DATA SHOWN:

───

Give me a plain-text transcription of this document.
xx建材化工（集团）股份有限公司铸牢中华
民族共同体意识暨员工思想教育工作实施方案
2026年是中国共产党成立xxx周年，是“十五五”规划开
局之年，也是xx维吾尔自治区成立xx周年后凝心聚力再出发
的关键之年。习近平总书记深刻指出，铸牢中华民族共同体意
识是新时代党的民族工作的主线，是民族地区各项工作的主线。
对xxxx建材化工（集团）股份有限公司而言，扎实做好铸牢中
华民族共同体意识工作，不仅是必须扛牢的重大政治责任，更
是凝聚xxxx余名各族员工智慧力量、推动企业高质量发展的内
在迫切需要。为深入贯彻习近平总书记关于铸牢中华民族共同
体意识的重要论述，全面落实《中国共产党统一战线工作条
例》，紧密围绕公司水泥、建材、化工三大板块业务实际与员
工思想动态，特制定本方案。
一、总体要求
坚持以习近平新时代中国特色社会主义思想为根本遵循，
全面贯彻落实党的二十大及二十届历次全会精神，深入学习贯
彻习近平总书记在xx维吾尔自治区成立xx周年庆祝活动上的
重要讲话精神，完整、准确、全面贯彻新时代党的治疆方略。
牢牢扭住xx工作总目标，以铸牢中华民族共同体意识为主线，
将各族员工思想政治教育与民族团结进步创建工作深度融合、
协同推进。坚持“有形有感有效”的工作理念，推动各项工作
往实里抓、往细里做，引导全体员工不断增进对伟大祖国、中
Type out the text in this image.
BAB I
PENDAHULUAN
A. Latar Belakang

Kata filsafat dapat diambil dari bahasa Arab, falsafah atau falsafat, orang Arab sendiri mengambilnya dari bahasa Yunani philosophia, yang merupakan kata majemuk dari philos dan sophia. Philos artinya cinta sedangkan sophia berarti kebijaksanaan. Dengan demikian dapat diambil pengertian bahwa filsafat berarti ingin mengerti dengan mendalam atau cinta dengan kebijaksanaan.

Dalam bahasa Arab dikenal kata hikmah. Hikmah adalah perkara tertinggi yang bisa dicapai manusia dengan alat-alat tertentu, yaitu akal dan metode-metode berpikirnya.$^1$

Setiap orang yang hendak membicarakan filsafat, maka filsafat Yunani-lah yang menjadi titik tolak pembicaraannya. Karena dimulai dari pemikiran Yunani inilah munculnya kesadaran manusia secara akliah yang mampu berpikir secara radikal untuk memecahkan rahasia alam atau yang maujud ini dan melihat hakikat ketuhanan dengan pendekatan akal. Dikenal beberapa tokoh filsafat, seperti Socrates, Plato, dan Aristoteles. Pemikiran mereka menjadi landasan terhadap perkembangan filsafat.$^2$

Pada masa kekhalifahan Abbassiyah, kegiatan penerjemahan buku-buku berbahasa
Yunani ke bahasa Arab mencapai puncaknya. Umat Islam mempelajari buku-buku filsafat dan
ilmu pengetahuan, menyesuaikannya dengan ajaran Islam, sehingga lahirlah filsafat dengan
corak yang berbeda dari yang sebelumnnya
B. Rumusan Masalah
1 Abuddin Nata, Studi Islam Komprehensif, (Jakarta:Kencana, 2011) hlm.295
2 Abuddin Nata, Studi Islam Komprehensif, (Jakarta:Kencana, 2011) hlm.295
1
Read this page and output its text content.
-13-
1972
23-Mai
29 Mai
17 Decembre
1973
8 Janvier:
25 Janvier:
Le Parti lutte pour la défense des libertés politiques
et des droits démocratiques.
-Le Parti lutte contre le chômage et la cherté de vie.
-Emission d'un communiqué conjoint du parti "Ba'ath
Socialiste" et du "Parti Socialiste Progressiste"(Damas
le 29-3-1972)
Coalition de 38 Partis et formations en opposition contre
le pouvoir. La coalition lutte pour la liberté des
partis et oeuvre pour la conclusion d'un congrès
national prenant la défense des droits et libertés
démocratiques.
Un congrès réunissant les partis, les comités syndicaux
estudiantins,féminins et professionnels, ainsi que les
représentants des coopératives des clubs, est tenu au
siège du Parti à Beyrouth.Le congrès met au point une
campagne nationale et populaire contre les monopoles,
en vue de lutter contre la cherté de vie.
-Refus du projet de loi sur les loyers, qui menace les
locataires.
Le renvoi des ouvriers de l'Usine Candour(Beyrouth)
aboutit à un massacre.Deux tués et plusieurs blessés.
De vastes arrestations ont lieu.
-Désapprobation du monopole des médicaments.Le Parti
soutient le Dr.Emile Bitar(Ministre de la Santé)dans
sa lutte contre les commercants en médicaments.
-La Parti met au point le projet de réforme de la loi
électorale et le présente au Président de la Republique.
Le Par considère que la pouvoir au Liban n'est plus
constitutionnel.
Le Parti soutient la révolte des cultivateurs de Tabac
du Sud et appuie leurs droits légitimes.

───

INSTRUCTION:
Print the records above in full, exactly.

COMPLETED TASK:
Give me a plain-text transcription of this document.
xx建材化工（集团）股份有限公司铸牢中华
民族共同体意识暨员工思想教育工作实施方案
2026年是中国共产党成立xxx周年，是“十五五”规划开
局之年，也是xx维吾尔自治区成立xx周年后凝心聚力再出发
的关键之年。习近平总书记深刻指出，铸牢中华民族共同体意
识是新时代党的民族工作的主线，是民族地区各项工作的主线。
对xxxx建材化工（集团）股份有限公司而言，扎实做好铸牢中
华民族共同体意识工作，不仅是必须扛牢的重大政治责任，更
是凝聚xxxx余名各族员工智慧力量、推动企业高质量发展的内
在迫切需要。为深入贯彻习近平总书记关于铸牢中华民族共同
体意识的重要论述，全面落实《中国共产党统一战线工作条
例》，紧密围绕公司水泥、建材、化工三大板块业务实际与员
工思想动态，特制定本方案。
一、总体要求
坚持以习近平新时代中国特色社会主义思想为根本遵循，
全面贯彻落实党的二十大及二十届历次全会精神，深入学习贯
彻习近平总书记在xx维吾尔自治区成立xx周年庆祝活动上的
重要讲话精神，完整、准确、全面贯彻新时代党的治疆方略。
牢牢扭住xx工作总目标，以铸牢中华民族共同体意识为主线，
将各族员工思想政治教育与民族团结进步创建工作深度融合、
协同推进。坚持“有形有感有效”的工作理念，推动各项工作
往实里抓、往细里做，引导全体员工不断增进对伟大祖国、中
Type out the text in this image.
BAB I
PENDAHULUAN
A. Latar Belakang

Kata filsafat dapat diambil dari bahasa Arab, falsafah atau falsafat, orang Arab sendiri mengambilnya dari bahasa Yunani philosophia, yang merupakan kata majemuk dari philos dan sophia. Philos artinya cinta sedangkan sophia berarti kebijaksanaan. Dengan demikian dapat diambil pengertian bahwa filsafat berarti ingin mengerti dengan mendalam atau cinta dengan kebijaksanaan.

Dalam bahasa Arab dikenal kata hikmah. Hikmah adalah perkara tertinggi yang bisa dicapai manusia dengan alat-alat tertentu, yaitu akal dan metode-metode berpikirnya.$^1$

Setiap orang yang hendak membicarakan filsafat, maka filsafat Yunani-lah yang menjadi titik tolak pembicaraannya. Karena dimulai dari pemikiran Yunani inilah munculnya kesadaran manusia secara akliah yang mampu berpikir secara radikal untuk memecahkan rahasia alam atau yang maujud ini dan melihat hakikat ketuhanan dengan pendekatan akal. Dikenal beberapa tokoh filsafat, seperti Socrates, Plato, dan Aristoteles. Pemikiran mereka menjadi landasan terhadap perkembangan filsafat.$^2$

Pada masa kekhalifahan Abbassiyah, kegiatan penerjemahan buku-buku berbahasa
Yunani ke bahasa Arab mencapai puncaknya. Umat Islam mempelajari buku-buku filsafat dan
ilmu pengetahuan, menyesuaikannya dengan ajaran Islam, sehingga lahirlah filsafat dengan
corak yang berbeda dari yang sebelumnnya
B. Rumusan Masalah
1 Abuddin Nata, Studi Islam Komprehensif, (Jakarta:Kencana, 2011) hlm.295
2 Abuddin Nata, Studi Islam Komprehensif, (Jakarta:Kencana, 2011) hlm.295
1
Read this page and output its text content.
-13-
1972
23-Mai
29 Mai
17 Decembre
1973
8 Janvier:
25 Janvier:
Le Parti lutte pour la défense des libertés politiques
et des droits démocratiques.
-Le Parti lutte contre le chômage et la cherté de vie.
-Emission d'un communiqué conjoint du parti "Ba'ath
Socialiste" et du "Parti Socialiste Progressiste"(Damas
le 29-3-1972)
Coalition de 38 Partis et formations en opposition contre
le pouvoir. La coalition lutte pour la liberté des
partis et oeuvre pour la conclusion d'un congrès
national prenant la défense des droits et libertés
démocratiques.
Un congrès réunissant les partis, les comités syndicaux
estudiantins,féminins et professionnels, ainsi que les
représentants des coopératives des clubs, est tenu au
siège du Parti à Beyrouth.Le congrès met au point une
campagne nationale et populaire contre les monopoles,
en vue de lutter contre la cherté de vie.
-Refus du projet de loi sur les loyers, qui menace les
locataires.
Le renvoi des ouvriers de l'Usine Candour(Beyrouth)
aboutit à un massacre.Deux tués et plusieurs blessés.
De vastes arrestations ont lieu.
-Désapprobation du monopole des médicaments.Le Parti
soutient le Dr.Emile Bitar(Ministre de la Santé)dans
sa lutte contre les commercants en médicaments.
-La Parti met au point le projet de réforme de la loi
électorale et le présente au Président de la Republique.
Le Par considère que la pouvoir au Liban n'est plus
constitutionnel.
Le Parti soutient la révolte des cultivateurs de Tabac
du Sud et appuie leurs droits légitimes.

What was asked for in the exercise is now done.